» WHAT IS REQUIRED: Below is the data. Give it again, complete and exact.

» TASK INPUTS:

———

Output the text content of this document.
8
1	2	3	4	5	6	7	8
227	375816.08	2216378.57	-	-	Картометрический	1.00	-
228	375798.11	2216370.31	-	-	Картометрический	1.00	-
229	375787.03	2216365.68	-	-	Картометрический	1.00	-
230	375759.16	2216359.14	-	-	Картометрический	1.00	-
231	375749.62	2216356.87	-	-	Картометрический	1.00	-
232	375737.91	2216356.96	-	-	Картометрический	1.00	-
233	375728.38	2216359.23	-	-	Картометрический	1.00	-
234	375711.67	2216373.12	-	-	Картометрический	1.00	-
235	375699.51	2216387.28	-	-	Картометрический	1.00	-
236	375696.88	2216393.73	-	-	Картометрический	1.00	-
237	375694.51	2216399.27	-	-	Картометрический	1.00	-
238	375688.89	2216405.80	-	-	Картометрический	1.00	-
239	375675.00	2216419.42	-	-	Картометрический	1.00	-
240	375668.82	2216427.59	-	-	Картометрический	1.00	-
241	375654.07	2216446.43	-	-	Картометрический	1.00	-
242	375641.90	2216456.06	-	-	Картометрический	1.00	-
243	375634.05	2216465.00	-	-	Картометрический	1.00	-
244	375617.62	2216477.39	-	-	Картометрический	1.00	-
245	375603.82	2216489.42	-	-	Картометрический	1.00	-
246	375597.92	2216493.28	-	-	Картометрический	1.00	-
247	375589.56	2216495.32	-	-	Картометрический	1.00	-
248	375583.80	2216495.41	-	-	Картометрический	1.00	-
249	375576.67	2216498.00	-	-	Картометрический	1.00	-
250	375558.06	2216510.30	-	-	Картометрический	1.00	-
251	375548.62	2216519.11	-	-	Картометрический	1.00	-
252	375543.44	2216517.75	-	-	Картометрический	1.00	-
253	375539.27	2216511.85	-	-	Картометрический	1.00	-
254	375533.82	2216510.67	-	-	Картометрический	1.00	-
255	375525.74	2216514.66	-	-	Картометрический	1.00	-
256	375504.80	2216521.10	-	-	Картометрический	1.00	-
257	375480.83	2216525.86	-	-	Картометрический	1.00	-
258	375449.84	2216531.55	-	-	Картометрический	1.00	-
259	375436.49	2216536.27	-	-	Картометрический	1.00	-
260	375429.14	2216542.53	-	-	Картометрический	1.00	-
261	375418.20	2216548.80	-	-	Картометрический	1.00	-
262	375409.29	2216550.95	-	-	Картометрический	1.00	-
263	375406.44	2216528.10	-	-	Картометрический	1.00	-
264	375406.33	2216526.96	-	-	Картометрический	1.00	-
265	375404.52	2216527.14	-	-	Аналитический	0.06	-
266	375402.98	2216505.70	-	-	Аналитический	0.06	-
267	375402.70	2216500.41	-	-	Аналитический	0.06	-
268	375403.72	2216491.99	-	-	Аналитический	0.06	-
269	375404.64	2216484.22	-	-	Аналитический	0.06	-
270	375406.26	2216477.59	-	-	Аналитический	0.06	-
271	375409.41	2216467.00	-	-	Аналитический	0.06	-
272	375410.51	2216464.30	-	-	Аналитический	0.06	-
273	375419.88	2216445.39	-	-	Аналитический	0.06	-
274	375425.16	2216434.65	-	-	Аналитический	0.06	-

———

» THE COMPLETED TASK:
Output the text content of this document.
8
1	2	3	4	5	6	7	8
227	375816.08	2216378.57	-	-	Картометрический	1.00	-
228	375798.11	2216370.31	-	-	Картометрический	1.00	-
229	375787.03	2216365.68	-	-	Картометрический	1.00	-
230	375759.16	2216359.14	-	-	Картометрический	1.00	-
231	375749.62	2216356.87	-	-	Картометрический	1.00	-
232	375737.91	2216356.96	-	-	Картометрический	1.00	-
233	375728.38	2216359.23	-	-	Картометрический	1.00	-
234	375711.67	2216373.12	-	-	Картометрический	1.00	-
235	375699.51	2216387.28	-	-	Картометрический	1.00	-
236	375696.88	2216393.73	-	-	Картометрический	1.00	-
237	375694.51	2216399.27	-	-	Картометрический	1.00	-
238	375688.89	2216405.80	-	-	Картометрический	1.00	-
239	375675.00	2216419.42	-	-	Картометрический	1.00	-
240	375668.82	2216427.59	-	-	Картометрический	1.00	-
241	375654.07	2216446.43	-	-	Картометрический	1.00	-
242	375641.90	2216456.06	-	-	Картометрический	1.00	-
243	375634.05	2216465.00	-	-	Картометрический	1.00	-
244	375617.62	2216477.39	-	-	Картометрический	1.00	-
245	375603.82	2216489.42	-	-	Картометрический	1.00	-
246	375597.92	2216493.28	-	-	Картометрический	1.00	-
247	375589.56	2216495.32	-	-	Картометрический	1.00	-
248	375583.80	2216495.41	-	-	Картометрический	1.00	-
249	375576.67	2216498.00	-	-	Картометрический	1.00	-
250	375558.06	2216510.30	-	-	Картометрический	1.00	-
251	375548.62	2216519.11	-	-	Картометрический	1.00	-
252	375543.44	2216517.75	-	-	Картометрический	1.00	-
253	375539.27	2216511.85	-	-	Картометрический	1.00	-
254	375533.82	2216510.67	-	-	Картометрический	1.00	-
255	375525.74	2216514.66	-	-	Картометрический	1.00	-
256	375504.80	2216521.10	-	-	Картометрический	1.00	-
257	375480.83	2216525.86	-	-	Картометрический	1.00	-
258	375449.84	2216531.55	-	-	Картометрический	1.00	-
259	375436.49	2216536.27	-	-	Картометрический	1.00	-
260	375429.14	2216542.53	-	-	Картометрический	1.00	-
261	375418.20	2216548.80	-	-	Картометрический	1.00	-
262	375409.29	2216550.95	-	-	Картометрический	1.00	-
263	375406.44	2216528.10	-	-	Картометрический	1.00	-
264	375406.33	2216526.96	-	-	Картометрический	1.00	-
265	375404.52	2216527.14	-	-	Аналитический	0.06	-
266	375402.98	2216505.70	-	-	Аналитический	0.06	-
267	375402.70	2216500.41	-	-	Аналитический	0.06	-
268	375403.72	2216491.99	-	-	Аналитический	0.06	-
269	375404.64	2216484.22	-	-	Аналитический	0.06	-
270	375406.26	2216477.59	-	-	Аналитический	0.06	-
271	375409.41	2216467.00	-	-	Аналитический	0.06	-
272	375410.51	2216464.30	-	-	Аналитический	0.06	-
273	375419.88	2216445.39	-	-	Аналитический	0.06	-
274	375425.16	2216434.65	-	-	Аналитический	0.06	-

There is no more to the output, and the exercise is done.